Text segment:
** Begin **

Java BASE64 utf8 string decoding

Question

I'm using org.apache.commons.codec.binary.Base64 do decode string which is utf8. Sometimes I get base64 encoded string which after decode looks like for example ^@kďż˝ďż˝@@. How can I check if base64 is correct or if decoded utf8 string is valid utf8 string?

To clarify. I'm using

public static String base64Decode(String str) {
    try {
        return new String(base64Decode(str.getBytes(Constants.UTF_8)), Constants.UTF_8);
    } catch (UnsupportedEncodingException e) {
         ...

** End **

Exercise materials:

** Begin **

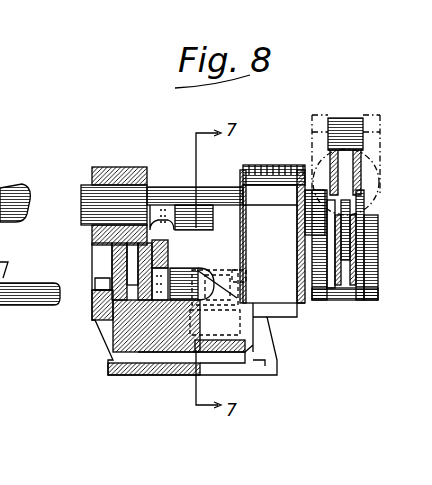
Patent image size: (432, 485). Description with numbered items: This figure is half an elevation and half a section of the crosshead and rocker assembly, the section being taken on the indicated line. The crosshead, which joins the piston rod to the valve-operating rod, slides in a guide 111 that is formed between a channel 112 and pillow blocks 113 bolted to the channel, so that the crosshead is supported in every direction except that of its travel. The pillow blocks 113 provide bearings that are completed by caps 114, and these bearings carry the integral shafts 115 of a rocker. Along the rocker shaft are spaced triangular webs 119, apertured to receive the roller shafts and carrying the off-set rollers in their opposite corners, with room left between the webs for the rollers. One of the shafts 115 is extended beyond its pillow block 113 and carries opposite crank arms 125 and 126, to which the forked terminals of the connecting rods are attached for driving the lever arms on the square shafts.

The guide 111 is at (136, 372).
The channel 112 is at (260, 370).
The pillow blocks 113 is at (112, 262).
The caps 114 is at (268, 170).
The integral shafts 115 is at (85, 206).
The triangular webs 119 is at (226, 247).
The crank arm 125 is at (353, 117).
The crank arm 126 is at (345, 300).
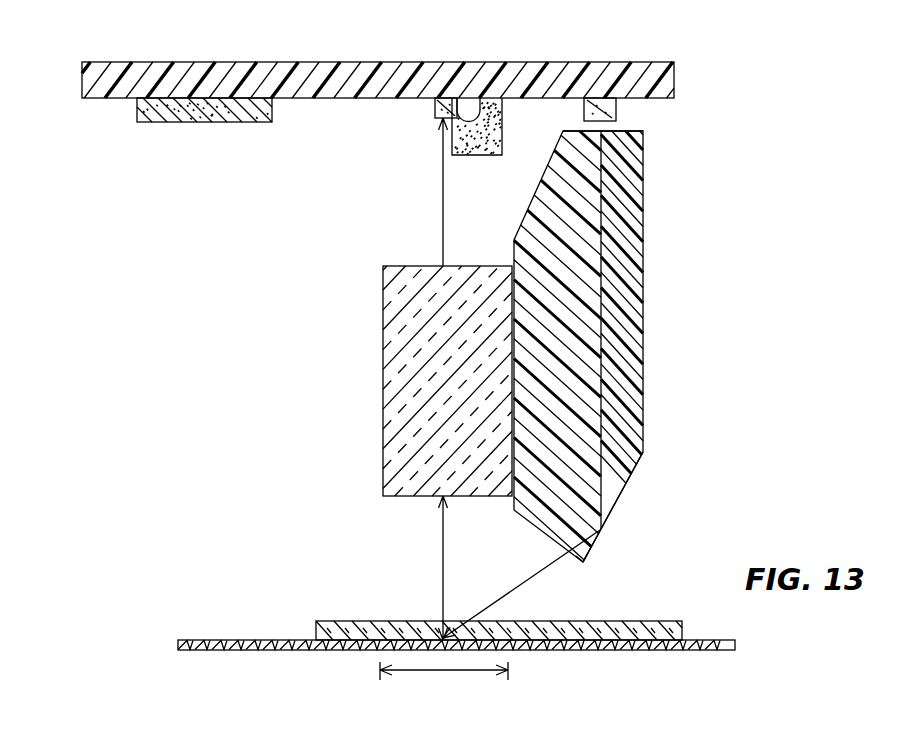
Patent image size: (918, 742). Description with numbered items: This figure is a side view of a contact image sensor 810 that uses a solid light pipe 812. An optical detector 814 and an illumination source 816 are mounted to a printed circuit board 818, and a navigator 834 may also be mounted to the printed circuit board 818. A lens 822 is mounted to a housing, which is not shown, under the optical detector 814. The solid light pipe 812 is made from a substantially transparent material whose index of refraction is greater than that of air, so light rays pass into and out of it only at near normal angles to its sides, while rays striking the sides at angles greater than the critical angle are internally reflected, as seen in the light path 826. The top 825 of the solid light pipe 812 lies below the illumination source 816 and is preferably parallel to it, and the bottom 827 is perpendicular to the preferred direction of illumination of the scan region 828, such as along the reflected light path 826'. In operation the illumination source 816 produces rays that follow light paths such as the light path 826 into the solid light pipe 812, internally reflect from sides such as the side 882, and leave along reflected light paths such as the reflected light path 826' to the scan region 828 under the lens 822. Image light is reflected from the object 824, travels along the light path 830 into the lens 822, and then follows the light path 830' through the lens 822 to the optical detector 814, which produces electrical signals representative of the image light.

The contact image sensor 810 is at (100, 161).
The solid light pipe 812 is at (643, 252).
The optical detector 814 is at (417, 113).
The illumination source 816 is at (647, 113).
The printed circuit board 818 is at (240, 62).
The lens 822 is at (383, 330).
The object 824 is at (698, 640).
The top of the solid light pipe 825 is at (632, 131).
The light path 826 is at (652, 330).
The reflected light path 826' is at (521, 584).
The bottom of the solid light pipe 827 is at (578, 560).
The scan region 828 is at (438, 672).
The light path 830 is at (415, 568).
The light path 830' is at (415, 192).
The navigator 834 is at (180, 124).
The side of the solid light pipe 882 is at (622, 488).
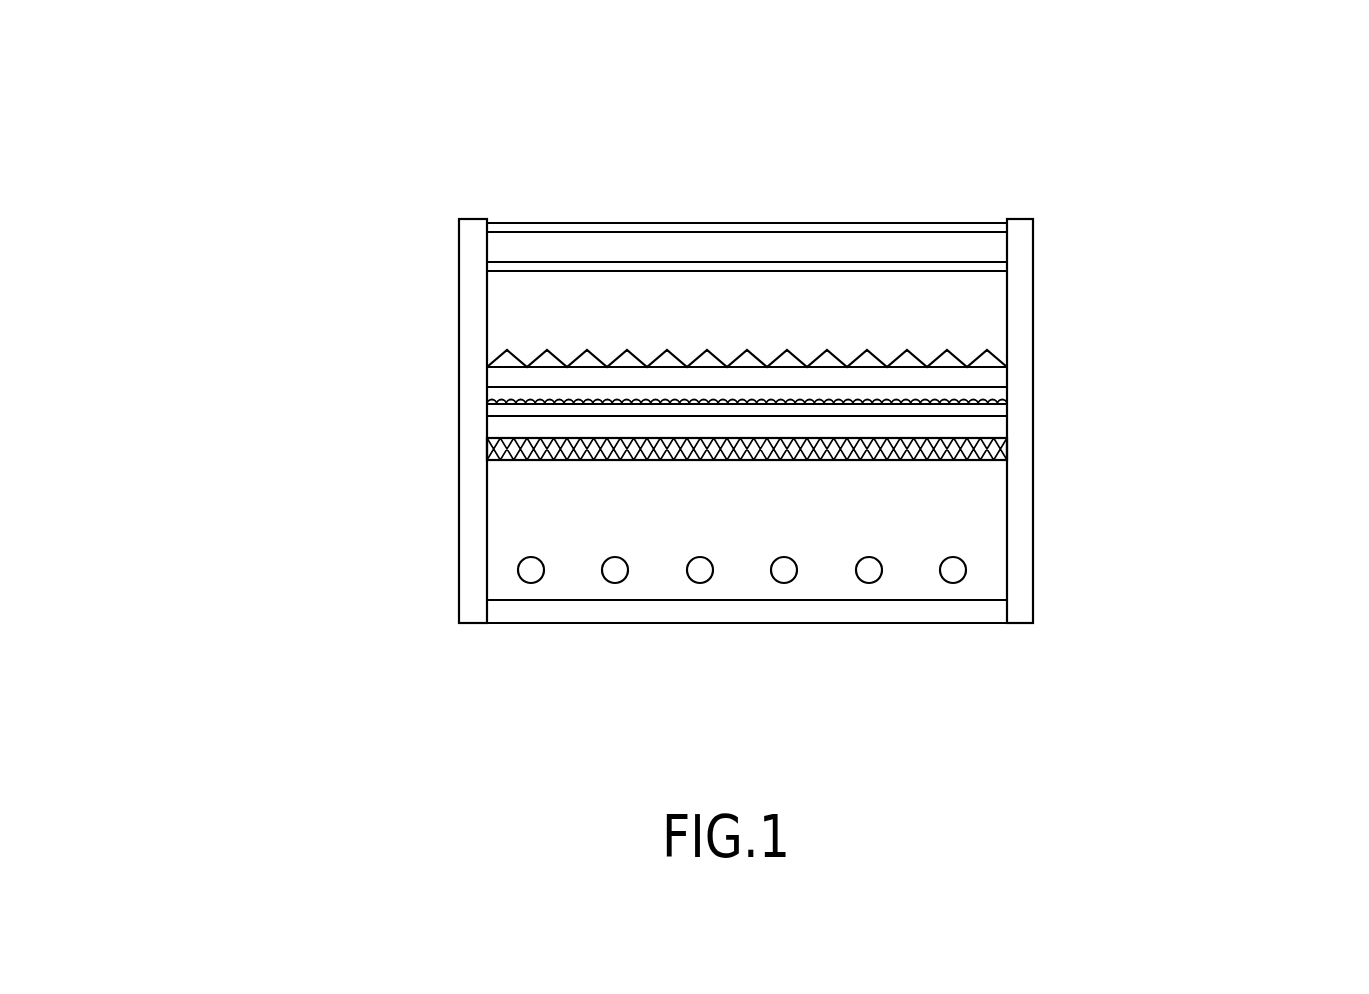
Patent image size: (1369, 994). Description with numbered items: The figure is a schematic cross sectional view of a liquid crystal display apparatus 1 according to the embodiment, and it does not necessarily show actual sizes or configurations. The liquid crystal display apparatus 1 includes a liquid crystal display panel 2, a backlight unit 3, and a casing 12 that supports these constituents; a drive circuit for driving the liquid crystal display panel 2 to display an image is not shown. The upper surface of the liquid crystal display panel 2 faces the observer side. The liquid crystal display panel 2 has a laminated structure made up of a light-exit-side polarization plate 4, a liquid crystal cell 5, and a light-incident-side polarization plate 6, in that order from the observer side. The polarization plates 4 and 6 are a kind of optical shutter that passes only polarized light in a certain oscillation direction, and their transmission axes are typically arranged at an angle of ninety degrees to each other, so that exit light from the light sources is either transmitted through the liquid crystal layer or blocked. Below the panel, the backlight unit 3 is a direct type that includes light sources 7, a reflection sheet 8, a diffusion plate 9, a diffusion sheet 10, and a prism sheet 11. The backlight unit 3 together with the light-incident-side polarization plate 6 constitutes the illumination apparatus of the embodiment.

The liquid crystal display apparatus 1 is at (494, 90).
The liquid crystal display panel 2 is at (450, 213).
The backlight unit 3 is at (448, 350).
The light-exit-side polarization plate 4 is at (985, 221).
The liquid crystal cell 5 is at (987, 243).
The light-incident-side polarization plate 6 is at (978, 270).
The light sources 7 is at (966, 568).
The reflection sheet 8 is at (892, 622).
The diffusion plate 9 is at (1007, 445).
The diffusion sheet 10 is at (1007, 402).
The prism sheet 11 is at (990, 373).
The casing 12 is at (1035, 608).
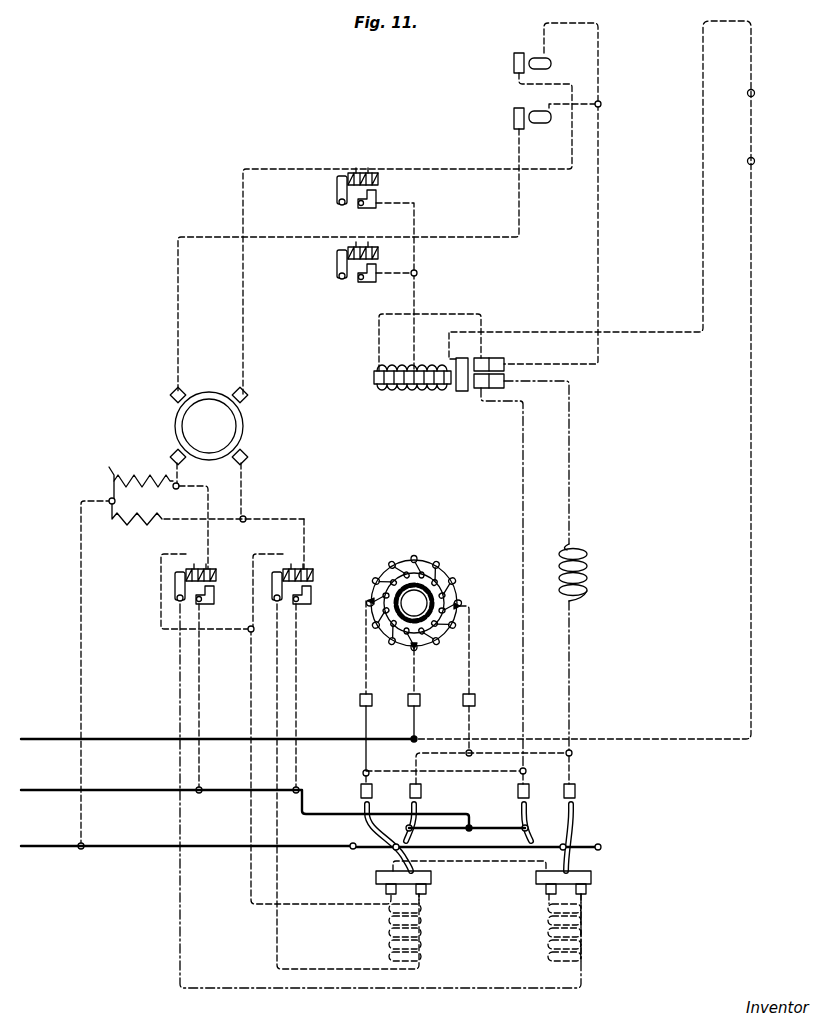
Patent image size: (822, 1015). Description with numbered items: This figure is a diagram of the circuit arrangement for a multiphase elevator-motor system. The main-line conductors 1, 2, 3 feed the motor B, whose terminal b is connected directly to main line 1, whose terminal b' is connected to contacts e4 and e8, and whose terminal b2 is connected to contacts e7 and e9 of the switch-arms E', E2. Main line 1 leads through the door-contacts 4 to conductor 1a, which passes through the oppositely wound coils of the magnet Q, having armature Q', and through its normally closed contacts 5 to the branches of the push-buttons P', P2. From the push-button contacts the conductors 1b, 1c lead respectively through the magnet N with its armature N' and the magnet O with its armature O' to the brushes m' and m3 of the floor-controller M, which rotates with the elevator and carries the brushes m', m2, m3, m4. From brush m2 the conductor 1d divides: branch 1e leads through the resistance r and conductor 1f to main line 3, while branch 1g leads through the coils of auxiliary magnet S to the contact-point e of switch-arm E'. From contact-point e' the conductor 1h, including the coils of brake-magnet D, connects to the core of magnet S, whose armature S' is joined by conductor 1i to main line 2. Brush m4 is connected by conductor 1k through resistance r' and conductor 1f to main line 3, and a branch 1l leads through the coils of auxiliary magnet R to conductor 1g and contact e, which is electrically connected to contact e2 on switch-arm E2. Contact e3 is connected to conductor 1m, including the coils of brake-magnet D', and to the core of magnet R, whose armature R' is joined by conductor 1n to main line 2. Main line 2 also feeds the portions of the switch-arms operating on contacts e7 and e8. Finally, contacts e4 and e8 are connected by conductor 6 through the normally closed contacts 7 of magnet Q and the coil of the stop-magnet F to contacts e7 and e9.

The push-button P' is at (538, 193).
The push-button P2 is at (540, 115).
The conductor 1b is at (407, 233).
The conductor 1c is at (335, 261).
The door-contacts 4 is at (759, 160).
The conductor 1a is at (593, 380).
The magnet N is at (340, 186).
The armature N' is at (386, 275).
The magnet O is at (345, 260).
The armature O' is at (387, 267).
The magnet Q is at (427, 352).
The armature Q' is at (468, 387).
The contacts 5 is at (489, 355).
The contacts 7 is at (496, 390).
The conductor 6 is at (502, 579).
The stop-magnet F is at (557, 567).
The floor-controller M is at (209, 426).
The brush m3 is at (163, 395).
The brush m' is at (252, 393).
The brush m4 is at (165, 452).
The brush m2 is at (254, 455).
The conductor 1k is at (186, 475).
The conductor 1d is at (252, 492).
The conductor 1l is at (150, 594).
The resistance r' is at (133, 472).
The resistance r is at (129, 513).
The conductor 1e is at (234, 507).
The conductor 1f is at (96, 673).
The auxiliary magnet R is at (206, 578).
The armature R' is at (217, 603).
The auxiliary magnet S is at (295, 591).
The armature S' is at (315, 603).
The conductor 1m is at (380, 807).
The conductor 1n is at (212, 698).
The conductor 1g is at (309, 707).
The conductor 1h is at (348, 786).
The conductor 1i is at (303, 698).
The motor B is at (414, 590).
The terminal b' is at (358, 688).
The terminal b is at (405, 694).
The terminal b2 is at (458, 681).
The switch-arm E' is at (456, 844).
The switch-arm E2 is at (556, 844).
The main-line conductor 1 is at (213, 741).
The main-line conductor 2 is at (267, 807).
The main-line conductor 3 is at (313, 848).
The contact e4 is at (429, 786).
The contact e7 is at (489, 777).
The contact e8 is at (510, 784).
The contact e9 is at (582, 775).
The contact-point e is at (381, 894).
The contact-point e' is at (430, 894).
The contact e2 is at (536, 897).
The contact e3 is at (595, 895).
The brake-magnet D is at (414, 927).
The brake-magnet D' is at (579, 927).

** End **

Complete the following:
A. Duplicate everything in the Java Base64 thread from "Java BASE64 utf8" down to "valid utf8 string?".
B. Set down the records word for word, everything from their start down to and including the line that contains "The crank arm 126 is at (345, 300).", with the pictures left out.
The records have no connection to the Java Base64 thread.

Exercise results:
A.
Java BASE64 utf8 string decoding

Question

I'm using org.apache.commons.codec.binary.Base64 do decode string which is utf8. Sometimes I get base64 encoded string which after decode looks like for example ^@kďż˝ďż˝@@. How can I check if base64 is correct or if decoded utf8 string is valid utf8 string?

B.
Patent image size: (432, 485). Description with numbered items: This figure is half an elevation and half a section of the crosshead and rocker assembly, the section being taken on the indicated line. The crosshead, which joins the piston rod to the valve-operating rod, slides in a guide 111 that is formed between a channel 112 and pillow blocks 113 bolted to the channel, so that the crosshead is supported in every direction except that of its travel. The pillow blocks 113 provide bearings that are completed by caps 114, and these bearings carry the integral shafts 115 of a rocker. Along the rocker shaft are spaced triangular webs 119, apertured to receive the roller shafts and carrying the off-set rollers in their opposite corners, with room left between the webs for the rollers. One of the shafts 115 is extended beyond its pillow block 113 and carries opposite crank arms 125 and 126, to which the forked terminals of the connecting rods are attached for driving the lever arms on the square shafts.

The guide 111 is at (136, 372).
The channel 112 is at (260, 370).
The pillow blocks 113 is at (112, 262).
The caps 114 is at (268, 170).
The integral shafts 115 is at (85, 206).
The triangular webs 119 is at (226, 247).
The crank arm 125 is at (353, 117).
The crank arm 126 is at (345, 300).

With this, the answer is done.